WHAT THE TASK ASKS - Each record below is to be reproduced without any change.

BEGIN LISTING

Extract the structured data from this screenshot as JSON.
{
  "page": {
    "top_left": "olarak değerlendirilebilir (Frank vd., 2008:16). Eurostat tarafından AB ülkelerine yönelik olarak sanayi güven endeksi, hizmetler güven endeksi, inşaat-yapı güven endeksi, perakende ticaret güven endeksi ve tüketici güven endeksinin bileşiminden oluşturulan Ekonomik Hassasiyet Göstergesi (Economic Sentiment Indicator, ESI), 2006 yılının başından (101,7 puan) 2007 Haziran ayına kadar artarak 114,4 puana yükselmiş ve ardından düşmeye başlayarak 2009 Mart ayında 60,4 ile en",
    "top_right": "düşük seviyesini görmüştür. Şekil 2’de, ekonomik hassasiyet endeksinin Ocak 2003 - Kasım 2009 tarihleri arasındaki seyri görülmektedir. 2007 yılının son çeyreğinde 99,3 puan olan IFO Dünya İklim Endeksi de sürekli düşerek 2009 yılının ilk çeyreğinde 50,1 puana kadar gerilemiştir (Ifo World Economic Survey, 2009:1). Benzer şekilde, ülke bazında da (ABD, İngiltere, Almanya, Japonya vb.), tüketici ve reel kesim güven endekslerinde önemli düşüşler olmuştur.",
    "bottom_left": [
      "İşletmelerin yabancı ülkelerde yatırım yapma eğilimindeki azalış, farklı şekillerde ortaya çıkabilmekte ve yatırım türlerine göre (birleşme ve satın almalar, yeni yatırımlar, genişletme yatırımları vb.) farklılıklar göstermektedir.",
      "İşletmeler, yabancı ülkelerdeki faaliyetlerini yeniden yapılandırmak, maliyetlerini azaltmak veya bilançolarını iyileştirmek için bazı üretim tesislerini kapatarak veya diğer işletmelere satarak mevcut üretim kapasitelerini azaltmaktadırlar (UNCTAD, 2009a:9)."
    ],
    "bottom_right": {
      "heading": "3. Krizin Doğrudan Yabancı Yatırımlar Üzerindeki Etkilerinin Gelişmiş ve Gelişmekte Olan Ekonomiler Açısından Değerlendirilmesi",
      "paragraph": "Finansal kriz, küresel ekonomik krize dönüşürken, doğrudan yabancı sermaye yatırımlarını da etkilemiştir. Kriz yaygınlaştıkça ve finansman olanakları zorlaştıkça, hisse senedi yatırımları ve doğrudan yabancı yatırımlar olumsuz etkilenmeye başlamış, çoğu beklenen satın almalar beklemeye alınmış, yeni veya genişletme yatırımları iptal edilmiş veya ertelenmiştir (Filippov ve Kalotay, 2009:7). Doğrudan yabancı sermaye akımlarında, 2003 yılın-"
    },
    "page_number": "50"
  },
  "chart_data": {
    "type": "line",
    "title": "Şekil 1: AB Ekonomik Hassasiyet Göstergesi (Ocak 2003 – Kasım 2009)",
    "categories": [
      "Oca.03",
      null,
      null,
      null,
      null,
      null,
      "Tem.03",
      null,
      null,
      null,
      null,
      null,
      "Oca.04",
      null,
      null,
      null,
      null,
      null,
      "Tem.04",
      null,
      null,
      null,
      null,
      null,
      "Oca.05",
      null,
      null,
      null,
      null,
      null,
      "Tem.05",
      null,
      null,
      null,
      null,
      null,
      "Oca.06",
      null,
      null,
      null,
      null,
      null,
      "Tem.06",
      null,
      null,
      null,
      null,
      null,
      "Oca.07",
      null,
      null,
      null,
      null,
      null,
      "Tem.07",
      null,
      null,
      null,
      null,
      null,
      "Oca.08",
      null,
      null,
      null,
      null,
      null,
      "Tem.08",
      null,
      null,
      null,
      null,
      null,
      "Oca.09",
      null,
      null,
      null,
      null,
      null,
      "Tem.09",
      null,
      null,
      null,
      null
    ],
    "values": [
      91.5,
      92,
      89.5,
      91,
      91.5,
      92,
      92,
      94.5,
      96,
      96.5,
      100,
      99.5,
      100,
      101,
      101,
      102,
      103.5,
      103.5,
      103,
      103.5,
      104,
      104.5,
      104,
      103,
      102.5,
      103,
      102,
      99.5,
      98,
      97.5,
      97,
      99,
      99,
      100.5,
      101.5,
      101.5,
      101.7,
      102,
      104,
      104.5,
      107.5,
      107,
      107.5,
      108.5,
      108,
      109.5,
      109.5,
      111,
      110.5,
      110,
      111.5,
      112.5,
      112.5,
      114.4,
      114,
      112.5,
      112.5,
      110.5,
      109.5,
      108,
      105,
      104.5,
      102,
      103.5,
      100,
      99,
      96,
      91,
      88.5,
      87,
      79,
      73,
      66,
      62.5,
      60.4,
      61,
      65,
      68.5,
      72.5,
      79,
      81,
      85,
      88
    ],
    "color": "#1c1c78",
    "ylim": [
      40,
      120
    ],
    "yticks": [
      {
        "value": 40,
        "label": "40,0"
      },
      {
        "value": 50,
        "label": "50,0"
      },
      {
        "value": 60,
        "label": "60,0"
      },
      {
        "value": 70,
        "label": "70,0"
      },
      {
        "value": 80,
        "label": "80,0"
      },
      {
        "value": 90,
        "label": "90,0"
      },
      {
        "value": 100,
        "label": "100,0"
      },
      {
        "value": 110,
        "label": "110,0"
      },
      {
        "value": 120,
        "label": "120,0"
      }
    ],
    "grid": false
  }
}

END LISTING

SOLUTION -
Extract the structured data from this screenshot as JSON.
{
  "page": {
    "top_left": "olarak değerlendirilebilir (Frank vd., 2008:16). Eurostat tarafından AB ülkelerine yönelik olarak sanayi güven endeksi, hizmetler güven endeksi, inşaat-yapı güven endeksi, perakende ticaret güven endeksi ve tüketici güven endeksinin bileşiminden oluşturulan Ekonomik Hassasiyet Göstergesi (Economic Sentiment Indicator, ESI), 2006 yılının başından (101,7 puan) 2007 Haziran ayına kadar artarak 114,4 puana yükselmiş ve ardından düşmeye başlayarak 2009 Mart ayında 60,4 ile en",
    "top_right": "düşük seviyesini görmüştür. Şekil 2’de, ekonomik hassasiyet endeksinin Ocak 2003 - Kasım 2009 tarihleri arasındaki seyri görülmektedir. 2007 yılının son çeyreğinde 99,3 puan olan IFO Dünya İklim Endeksi de sürekli düşerek 2009 yılının ilk çeyreğinde 50,1 puana kadar gerilemiştir (Ifo World Economic Survey, 2009:1). Benzer şekilde, ülke bazında da (ABD, İngiltere, Almanya, Japonya vb.), tüketici ve reel kesim güven endekslerinde önemli düşüşler olmuştur.",
    "bottom_left": [
      "İşletmelerin yabancı ülkelerde yatırım yapma eğilimindeki azalış, farklı şekillerde ortaya çıkabilmekte ve yatırım türlerine göre (birleşme ve satın almalar, yeni yatırımlar, genişletme yatırımları vb.) farklılıklar göstermektedir.",
      "İşletmeler, yabancı ülkelerdeki faaliyetlerini yeniden yapılandırmak, maliyetlerini azaltmak veya bilançolarını iyileştirmek için bazı üretim tesislerini kapatarak veya diğer işletmelere satarak mevcut üretim kapasitelerini azaltmaktadırlar (UNCTAD, 2009a:9)."
    ],
    "bottom_right": {
      "heading": "3. Krizin Doğrudan Yabancı Yatırımlar Üzerindeki Etkilerinin Gelişmiş ve Gelişmekte Olan Ekonomiler Açısından Değerlendirilmesi",
      "paragraph": "Finansal kriz, küresel ekonomik krize dönüşürken, doğrudan yabancı sermaye yatırımlarını da etkilemiştir. Kriz yaygınlaştıkça ve finansman olanakları zorlaştıkça, hisse senedi yatırımları ve doğrudan yabancı yatırımlar olumsuz etkilenmeye başlamış, çoğu beklenen satın almalar beklemeye alınmış, yeni veya genişletme yatırımları iptal edilmiş veya ertelenmiştir (Filippov ve Kalotay, 2009:7). Doğrudan yabancı sermaye akımlarında, 2003 yılın-"
    },
    "page_number": "50"
  },
  "chart_data": {
    "type": "line",
    "title": "Şekil 1: AB Ekonomik Hassasiyet Göstergesi (Ocak 2003 – Kasım 2009)",
    "categories": [
      "Oca.03",
      null,
      null,
      null,
      null,
      null,
      "Tem.03",
      null,
      null,
      null,
      null,
      null,
      "Oca.04",
      null,
      null,
      null,
      null,
      null,
      "Tem.04",
      null,
      null,
      null,
      null,
      null,
      "Oca.05",
      null,
      null,
      null,
      null,
      null,
      "Tem.05",
      null,
      null,
      null,
      null,
      null,
      "Oca.06",
      null,
      null,
      null,
      null,
      null,
      "Tem.06",
      null,
      null,
      null,
      null,
      null,
      "Oca.07",
      null,
      null,
      null,
      null,
      null,
      "Tem.07",
      null,
      null,
      null,
      null,
      null,
      "Oca.08",
      null,
      null,
      null,
      null,
      null,
      "Tem.08",
      null,
      null,
      null,
      null,
      null,
      "Oca.09",
      null,
      null,
      null,
      null,
      null,
      "Tem.09",
      null,
      null,
      null,
      null
    ],
    "values": [
      91.5,
      92,
      89.5,
      91,
      91.5,
      92,
      92,
      94.5,
      96,
      96.5,
      100,
      99.5,
      100,
      101,
      101,
      102,
      103.5,
      103.5,
      103,
      103.5,
      104,
      104.5,
      104,
      103,
      102.5,
      103,
      102,
      99.5,
      98,
      97.5,
      97,
      99,
      99,
      100.5,
      101.5,
      101.5,
      101.7,
      102,
      104,
      104.5,
      107.5,
      107,
      107.5,
      108.5,
      108,
      109.5,
      109.5,
      111,
      110.5,
      110,
      111.5,
      112.5,
      112.5,
      114.4,
      114,
      112.5,
      112.5,
      110.5,
      109.5,
      108,
      105,
      104.5,
      102,
      103.5,
      100,
      99,
      96,
      91,
      88.5,
      87,
      79,
      73,
      66,
      62.5,
      60.4,
      61,
      65,
      68.5,
      72.5,
      79,
      81,
      85,
      88
    ],
    "color": "#1c1c78",
    "ylim": [
      40,
      120
    ],
    "yticks": [
      {
        "value": 40,
        "label": "40,0"
      },
      {
        "value": 50,
        "label": "50,0"
      },
      {
        "value": 60,
        "label": "60,0"
      },
      {
        "value": 70,
        "label": "70,0"
      },
      {
        "value": 80,
        "label": "80,0"
      },
      {
        "value": 90,
        "label": "90,0"
      },
      {
        "value": 100,
        "label": "100,0"
      },
      {
        "value": 110,
        "label": "110,0"
      },
      {
        "value": 120,
        "label": "120,0"
      }
    ],
    "grid": false
  }
}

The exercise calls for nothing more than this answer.